((
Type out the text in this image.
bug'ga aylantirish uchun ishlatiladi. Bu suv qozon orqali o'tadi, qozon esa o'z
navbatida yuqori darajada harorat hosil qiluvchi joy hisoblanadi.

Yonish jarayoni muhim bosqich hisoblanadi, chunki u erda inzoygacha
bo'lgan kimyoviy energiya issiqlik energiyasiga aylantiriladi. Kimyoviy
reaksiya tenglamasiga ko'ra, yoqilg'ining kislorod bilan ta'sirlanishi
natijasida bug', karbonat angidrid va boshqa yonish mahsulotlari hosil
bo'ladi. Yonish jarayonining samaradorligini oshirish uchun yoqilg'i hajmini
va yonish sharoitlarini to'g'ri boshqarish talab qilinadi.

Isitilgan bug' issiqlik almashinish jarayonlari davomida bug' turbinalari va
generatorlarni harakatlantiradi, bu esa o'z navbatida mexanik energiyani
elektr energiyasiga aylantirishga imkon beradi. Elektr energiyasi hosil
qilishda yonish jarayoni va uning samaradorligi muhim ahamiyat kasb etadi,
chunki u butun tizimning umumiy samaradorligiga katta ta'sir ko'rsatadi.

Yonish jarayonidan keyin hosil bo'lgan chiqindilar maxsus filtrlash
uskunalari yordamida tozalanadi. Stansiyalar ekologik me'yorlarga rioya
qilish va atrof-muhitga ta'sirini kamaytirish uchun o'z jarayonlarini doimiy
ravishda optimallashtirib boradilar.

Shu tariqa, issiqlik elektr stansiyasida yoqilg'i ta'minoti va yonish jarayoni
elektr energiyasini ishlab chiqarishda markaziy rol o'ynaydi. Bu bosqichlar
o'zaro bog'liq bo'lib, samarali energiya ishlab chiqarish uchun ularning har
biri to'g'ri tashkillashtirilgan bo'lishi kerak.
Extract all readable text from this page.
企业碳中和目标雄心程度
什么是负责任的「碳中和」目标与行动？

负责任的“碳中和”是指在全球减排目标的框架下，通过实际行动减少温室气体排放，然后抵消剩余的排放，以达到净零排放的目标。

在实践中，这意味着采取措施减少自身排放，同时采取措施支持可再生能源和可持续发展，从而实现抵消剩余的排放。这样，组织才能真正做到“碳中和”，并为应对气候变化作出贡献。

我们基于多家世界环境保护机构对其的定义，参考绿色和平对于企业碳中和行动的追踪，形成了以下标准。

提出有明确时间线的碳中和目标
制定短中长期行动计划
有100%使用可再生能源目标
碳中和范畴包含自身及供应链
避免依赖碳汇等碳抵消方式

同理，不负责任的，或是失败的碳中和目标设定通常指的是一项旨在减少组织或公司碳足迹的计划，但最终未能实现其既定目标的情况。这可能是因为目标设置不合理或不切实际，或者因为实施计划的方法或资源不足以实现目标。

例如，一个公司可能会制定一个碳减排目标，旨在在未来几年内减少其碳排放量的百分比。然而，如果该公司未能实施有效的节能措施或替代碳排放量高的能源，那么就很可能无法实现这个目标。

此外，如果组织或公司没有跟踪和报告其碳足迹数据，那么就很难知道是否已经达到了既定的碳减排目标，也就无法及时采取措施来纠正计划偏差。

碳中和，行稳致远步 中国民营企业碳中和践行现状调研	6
))
▸ **TASK DIRECTIONS**
How many lines in the records above contain the word "hosil"? Reply with the number alone.

▸ **OUTPUT FOR THIS EXERCISE**
4